Look through the material and tally each line bearing the word "sistemática". Give only the total.
START PROVIDED ENTRIES
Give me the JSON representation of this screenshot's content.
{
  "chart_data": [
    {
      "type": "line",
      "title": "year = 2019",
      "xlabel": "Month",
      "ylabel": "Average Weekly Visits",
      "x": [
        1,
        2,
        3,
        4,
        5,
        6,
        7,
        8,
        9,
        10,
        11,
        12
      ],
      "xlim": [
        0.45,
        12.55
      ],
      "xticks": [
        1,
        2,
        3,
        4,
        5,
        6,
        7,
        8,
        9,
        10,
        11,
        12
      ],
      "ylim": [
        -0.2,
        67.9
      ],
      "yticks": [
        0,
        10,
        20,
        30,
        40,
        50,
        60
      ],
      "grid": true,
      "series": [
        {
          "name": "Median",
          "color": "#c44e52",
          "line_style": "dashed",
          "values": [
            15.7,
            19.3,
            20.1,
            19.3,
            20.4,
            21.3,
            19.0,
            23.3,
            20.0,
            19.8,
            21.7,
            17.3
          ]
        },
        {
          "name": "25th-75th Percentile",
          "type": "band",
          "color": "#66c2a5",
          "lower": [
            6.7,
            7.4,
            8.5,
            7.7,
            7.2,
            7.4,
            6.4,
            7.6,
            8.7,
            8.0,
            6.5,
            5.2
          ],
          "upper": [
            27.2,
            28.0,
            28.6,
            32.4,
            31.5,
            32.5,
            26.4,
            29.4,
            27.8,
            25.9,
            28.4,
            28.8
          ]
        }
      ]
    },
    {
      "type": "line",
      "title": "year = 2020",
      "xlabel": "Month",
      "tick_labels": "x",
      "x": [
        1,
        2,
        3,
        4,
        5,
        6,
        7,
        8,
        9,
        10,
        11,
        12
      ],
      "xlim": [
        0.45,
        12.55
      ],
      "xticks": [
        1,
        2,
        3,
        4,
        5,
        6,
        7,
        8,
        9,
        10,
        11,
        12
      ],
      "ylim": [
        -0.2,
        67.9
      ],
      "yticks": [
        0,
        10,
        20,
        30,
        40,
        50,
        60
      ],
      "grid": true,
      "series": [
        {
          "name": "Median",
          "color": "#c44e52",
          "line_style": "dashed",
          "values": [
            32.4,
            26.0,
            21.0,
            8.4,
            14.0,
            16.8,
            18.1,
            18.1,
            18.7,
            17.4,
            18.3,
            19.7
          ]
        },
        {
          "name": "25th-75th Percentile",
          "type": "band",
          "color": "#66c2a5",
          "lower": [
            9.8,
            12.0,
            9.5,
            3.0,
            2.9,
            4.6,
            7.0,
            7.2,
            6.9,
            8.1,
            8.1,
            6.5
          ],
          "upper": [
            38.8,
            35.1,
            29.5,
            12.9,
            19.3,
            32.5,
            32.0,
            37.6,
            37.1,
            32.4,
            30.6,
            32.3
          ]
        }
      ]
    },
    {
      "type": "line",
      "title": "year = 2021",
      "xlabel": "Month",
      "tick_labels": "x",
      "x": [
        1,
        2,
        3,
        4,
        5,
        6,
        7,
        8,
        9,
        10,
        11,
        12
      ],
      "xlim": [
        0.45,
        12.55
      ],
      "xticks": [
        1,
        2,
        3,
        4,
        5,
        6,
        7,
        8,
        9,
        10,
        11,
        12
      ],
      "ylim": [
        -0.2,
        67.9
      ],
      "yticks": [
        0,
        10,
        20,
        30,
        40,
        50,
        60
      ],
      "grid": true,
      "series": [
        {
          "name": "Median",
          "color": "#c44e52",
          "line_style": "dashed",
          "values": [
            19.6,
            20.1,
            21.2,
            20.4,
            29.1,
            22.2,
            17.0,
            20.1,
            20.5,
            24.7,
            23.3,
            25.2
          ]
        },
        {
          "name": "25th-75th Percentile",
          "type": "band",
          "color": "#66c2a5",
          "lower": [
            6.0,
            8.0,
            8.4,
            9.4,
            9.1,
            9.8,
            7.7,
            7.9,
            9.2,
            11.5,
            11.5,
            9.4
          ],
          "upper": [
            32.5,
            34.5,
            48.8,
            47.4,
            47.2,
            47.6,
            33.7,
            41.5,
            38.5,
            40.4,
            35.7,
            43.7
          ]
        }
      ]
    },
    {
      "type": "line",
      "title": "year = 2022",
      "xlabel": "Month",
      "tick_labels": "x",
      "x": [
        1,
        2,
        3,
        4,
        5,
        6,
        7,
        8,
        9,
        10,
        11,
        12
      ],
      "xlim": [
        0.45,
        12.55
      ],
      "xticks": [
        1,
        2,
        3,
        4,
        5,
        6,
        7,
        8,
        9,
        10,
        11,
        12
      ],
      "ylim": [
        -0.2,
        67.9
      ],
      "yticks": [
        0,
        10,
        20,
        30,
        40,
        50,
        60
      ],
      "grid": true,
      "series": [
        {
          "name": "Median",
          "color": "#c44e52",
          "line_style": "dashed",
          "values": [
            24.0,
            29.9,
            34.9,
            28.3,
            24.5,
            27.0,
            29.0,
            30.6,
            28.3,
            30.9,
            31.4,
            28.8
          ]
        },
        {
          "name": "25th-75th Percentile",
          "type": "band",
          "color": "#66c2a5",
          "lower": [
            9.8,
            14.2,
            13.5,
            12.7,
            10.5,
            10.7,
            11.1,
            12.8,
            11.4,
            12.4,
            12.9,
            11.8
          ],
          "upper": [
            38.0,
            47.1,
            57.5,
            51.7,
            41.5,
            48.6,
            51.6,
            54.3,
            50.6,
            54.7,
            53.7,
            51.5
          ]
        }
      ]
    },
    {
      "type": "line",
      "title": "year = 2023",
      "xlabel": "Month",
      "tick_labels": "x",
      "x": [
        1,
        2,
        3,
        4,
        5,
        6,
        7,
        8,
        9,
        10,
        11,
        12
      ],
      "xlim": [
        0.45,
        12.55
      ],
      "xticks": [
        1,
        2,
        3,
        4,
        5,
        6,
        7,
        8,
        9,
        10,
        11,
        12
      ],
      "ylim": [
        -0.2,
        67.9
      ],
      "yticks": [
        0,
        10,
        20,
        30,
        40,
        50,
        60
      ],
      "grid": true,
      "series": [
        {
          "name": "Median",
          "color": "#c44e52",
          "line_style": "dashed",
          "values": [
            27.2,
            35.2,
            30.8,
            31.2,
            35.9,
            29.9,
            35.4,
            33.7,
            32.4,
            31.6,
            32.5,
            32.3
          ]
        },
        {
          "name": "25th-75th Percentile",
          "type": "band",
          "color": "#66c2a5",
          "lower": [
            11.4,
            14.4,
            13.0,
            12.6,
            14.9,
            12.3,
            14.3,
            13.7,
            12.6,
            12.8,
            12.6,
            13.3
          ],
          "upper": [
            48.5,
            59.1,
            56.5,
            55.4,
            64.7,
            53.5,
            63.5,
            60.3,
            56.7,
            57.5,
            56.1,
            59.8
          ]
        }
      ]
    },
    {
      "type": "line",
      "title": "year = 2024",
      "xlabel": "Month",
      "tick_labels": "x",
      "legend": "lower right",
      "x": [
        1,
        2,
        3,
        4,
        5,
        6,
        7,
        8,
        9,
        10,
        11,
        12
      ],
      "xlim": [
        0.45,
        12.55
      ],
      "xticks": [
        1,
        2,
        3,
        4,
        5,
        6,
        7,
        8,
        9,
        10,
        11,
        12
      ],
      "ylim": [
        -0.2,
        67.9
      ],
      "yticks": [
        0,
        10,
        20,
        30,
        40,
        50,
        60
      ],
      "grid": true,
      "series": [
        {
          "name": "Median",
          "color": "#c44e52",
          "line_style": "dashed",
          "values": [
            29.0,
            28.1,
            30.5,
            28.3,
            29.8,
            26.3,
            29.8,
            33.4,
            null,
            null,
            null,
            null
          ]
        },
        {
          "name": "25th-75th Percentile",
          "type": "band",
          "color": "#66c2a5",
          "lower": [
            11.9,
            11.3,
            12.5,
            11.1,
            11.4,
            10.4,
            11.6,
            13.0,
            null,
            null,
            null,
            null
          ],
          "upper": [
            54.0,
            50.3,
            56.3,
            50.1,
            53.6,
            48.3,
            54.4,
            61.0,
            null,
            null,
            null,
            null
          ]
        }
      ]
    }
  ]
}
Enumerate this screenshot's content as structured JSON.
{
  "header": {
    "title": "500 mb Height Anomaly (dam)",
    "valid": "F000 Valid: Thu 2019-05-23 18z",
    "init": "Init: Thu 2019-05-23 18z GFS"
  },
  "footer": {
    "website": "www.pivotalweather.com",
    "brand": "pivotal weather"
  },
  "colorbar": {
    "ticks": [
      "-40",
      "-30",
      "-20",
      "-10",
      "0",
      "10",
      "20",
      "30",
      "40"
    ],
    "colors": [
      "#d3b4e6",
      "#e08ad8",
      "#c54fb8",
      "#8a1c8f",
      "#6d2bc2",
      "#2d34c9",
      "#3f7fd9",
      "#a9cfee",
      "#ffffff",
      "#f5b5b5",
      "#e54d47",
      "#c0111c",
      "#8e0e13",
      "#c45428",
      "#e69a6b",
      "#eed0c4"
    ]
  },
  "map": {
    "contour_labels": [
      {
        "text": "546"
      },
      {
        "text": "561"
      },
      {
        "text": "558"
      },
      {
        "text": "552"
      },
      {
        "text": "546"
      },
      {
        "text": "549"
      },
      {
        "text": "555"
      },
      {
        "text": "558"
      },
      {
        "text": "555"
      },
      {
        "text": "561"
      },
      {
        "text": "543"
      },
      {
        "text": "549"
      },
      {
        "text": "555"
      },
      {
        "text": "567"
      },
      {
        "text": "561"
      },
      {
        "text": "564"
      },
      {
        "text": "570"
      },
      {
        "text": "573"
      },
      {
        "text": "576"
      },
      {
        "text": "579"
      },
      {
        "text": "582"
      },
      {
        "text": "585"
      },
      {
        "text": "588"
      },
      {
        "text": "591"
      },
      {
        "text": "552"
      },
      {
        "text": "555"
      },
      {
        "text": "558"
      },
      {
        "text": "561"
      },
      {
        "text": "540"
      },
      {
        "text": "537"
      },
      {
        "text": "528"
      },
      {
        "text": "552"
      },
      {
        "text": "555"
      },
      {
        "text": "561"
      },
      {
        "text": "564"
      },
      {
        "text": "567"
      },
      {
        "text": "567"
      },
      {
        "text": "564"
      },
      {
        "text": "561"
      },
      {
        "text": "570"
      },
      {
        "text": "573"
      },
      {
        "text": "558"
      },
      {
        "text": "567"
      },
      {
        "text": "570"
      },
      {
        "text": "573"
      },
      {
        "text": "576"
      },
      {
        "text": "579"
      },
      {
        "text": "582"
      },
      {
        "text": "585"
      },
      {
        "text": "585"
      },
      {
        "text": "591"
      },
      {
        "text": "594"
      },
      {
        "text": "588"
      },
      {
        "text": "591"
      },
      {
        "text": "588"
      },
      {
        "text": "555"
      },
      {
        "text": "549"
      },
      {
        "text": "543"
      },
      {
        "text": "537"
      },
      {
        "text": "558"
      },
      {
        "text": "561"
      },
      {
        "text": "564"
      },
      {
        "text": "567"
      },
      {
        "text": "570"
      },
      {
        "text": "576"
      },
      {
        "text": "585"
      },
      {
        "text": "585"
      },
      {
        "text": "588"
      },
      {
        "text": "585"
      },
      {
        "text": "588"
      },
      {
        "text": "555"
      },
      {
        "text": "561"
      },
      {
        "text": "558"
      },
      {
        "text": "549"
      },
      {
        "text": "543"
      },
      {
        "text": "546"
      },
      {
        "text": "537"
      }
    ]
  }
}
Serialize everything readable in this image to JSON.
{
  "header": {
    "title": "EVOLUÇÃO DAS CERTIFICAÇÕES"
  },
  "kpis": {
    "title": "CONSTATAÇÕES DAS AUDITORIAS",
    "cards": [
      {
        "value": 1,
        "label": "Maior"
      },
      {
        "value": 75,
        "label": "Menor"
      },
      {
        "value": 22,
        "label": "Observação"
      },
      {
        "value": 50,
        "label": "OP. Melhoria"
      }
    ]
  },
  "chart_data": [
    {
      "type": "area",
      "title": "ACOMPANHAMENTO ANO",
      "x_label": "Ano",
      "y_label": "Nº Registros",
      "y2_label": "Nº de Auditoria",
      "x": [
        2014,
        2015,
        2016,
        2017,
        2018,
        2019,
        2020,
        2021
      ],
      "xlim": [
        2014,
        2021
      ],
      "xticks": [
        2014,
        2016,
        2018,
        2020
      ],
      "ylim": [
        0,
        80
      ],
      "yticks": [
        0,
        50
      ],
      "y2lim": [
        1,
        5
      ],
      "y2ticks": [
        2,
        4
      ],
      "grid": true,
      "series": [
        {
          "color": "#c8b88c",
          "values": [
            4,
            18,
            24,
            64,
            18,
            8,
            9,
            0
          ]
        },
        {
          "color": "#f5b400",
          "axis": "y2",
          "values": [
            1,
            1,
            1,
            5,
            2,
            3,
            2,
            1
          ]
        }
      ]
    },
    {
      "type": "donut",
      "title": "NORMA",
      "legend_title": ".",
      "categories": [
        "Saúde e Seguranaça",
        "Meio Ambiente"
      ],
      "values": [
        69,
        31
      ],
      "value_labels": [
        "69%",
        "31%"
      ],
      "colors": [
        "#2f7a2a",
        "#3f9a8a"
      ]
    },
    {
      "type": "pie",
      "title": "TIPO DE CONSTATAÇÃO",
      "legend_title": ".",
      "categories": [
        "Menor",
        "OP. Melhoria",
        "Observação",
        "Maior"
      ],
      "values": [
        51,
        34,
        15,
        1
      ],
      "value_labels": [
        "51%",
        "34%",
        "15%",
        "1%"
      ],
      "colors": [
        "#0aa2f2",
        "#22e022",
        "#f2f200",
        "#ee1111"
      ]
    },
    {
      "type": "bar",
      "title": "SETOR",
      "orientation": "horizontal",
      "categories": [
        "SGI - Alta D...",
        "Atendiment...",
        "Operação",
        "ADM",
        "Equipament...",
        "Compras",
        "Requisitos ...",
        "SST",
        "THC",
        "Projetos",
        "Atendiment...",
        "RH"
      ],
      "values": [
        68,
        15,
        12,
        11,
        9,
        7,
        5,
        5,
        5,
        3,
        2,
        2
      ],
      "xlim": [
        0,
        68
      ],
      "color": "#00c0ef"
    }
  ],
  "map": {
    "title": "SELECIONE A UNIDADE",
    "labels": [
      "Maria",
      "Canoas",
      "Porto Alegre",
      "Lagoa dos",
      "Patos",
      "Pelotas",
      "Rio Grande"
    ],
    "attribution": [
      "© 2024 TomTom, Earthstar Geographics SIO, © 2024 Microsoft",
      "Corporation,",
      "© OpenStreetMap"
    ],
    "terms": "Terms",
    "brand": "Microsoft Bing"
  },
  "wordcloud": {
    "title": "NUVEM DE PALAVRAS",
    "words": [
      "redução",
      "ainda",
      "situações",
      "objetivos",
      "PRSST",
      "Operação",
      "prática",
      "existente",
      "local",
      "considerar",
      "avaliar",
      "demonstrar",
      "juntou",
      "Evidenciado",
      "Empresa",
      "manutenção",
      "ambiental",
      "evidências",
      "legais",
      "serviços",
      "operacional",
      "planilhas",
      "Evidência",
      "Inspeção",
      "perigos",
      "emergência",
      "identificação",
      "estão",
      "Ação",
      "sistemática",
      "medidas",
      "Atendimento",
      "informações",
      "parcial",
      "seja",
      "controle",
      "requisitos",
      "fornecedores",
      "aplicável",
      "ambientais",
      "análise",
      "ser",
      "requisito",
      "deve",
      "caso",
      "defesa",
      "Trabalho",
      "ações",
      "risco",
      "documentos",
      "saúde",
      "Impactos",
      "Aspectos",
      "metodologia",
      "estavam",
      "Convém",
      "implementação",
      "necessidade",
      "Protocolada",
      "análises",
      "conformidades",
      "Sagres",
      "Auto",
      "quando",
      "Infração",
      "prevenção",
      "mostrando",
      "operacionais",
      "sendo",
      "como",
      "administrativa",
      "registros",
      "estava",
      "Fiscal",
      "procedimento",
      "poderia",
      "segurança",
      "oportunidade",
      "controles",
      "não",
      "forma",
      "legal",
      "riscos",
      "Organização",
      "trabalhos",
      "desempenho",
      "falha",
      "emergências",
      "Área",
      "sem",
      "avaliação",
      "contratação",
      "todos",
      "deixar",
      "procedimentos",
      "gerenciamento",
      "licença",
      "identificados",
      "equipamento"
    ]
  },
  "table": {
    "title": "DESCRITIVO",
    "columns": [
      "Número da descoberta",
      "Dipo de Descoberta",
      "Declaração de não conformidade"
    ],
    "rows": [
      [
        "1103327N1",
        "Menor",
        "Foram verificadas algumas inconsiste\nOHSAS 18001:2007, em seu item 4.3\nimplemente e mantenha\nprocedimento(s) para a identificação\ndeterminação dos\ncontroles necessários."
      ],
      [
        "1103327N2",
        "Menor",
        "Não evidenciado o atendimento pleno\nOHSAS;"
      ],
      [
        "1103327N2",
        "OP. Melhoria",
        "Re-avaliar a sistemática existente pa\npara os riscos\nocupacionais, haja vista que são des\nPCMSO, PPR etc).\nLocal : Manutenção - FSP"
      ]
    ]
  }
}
END PROVIDED ENTRIES
**CORRECT OUTPUT:** 2